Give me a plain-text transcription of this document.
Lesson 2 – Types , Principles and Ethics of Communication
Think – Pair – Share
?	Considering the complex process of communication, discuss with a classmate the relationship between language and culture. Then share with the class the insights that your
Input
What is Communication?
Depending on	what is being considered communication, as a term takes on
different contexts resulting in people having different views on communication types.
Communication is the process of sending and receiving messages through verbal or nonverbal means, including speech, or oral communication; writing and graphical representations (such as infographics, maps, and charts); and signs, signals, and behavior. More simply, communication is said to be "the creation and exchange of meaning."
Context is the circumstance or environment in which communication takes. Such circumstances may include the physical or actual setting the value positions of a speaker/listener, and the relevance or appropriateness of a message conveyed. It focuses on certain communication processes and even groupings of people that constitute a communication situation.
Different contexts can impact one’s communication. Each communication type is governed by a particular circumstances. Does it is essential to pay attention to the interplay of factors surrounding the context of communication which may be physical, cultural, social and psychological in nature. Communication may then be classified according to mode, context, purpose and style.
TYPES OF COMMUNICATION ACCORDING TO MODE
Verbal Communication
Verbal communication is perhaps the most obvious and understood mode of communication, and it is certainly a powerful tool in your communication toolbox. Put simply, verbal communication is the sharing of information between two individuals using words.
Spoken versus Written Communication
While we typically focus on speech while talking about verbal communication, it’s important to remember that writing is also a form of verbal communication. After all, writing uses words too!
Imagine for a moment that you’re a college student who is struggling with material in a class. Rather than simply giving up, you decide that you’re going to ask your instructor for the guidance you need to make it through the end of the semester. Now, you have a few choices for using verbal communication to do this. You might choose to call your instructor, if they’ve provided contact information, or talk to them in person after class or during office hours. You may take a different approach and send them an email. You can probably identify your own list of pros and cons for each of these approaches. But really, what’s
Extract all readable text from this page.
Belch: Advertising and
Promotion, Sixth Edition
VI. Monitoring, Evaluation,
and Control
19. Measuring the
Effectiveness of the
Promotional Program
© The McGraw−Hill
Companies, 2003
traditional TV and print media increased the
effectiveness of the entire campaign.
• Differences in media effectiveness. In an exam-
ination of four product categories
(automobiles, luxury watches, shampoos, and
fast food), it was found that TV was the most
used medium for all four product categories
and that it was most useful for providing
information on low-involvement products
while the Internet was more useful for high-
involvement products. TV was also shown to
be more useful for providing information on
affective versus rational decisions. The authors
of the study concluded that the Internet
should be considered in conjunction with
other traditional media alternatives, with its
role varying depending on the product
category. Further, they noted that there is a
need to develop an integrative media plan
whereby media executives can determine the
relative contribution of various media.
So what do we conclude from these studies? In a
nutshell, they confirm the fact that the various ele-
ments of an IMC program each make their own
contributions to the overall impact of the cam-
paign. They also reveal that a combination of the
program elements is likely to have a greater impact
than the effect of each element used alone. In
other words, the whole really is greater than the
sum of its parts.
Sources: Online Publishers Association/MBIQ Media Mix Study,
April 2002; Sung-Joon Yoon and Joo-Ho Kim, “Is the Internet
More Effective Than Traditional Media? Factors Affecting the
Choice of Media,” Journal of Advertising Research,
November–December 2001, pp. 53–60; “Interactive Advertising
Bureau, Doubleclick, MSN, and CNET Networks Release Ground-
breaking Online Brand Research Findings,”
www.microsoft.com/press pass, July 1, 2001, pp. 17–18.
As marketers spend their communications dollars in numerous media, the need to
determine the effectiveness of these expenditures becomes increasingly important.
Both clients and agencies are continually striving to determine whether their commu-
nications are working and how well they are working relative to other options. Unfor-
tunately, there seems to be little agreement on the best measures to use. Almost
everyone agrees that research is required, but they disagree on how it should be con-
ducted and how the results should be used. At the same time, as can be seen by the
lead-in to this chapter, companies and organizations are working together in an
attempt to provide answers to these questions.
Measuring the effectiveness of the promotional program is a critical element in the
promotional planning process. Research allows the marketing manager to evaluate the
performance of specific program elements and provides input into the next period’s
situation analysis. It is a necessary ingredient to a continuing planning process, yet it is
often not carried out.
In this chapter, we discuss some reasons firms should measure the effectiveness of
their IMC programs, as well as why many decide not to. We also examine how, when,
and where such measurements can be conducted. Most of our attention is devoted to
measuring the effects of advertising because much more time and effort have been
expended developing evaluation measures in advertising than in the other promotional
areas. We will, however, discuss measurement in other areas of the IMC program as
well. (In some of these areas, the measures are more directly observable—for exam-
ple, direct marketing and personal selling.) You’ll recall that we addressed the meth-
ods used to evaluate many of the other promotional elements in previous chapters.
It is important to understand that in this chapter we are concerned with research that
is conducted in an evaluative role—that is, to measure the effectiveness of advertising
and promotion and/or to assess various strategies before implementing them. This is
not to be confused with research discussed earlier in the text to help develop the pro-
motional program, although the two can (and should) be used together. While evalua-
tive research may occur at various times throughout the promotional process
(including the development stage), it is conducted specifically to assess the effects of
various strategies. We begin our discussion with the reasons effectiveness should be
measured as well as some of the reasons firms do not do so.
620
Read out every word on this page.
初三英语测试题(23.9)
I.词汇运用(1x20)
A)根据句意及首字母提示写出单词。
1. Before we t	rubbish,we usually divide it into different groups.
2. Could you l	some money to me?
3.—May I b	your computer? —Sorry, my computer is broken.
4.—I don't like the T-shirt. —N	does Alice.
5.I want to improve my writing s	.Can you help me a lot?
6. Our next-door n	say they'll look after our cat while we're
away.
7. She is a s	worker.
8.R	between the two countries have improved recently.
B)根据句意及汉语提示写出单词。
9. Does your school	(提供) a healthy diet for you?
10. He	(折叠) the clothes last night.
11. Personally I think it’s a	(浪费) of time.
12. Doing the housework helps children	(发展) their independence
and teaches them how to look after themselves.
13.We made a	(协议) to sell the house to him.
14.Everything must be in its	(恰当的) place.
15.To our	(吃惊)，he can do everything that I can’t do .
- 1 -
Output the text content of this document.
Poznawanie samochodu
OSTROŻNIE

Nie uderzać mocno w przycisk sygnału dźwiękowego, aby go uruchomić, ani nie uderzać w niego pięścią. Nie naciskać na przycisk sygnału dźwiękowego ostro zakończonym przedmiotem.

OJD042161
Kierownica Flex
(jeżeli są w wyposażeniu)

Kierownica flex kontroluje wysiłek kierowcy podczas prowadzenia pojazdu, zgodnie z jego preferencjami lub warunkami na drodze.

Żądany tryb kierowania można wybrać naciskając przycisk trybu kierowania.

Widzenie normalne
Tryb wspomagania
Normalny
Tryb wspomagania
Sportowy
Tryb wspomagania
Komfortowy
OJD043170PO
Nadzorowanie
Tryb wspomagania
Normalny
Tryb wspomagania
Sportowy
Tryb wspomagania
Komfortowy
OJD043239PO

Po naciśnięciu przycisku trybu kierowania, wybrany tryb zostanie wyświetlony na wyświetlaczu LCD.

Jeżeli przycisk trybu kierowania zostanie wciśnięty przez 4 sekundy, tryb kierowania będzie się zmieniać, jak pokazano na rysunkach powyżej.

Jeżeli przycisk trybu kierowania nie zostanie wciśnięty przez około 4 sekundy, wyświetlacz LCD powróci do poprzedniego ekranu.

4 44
***
## THE REQUEST
Locate each line containing the string "categories" and show it.

## OUTPUT FOR THIS TASK
ination of four product categories
used medium for all four product categories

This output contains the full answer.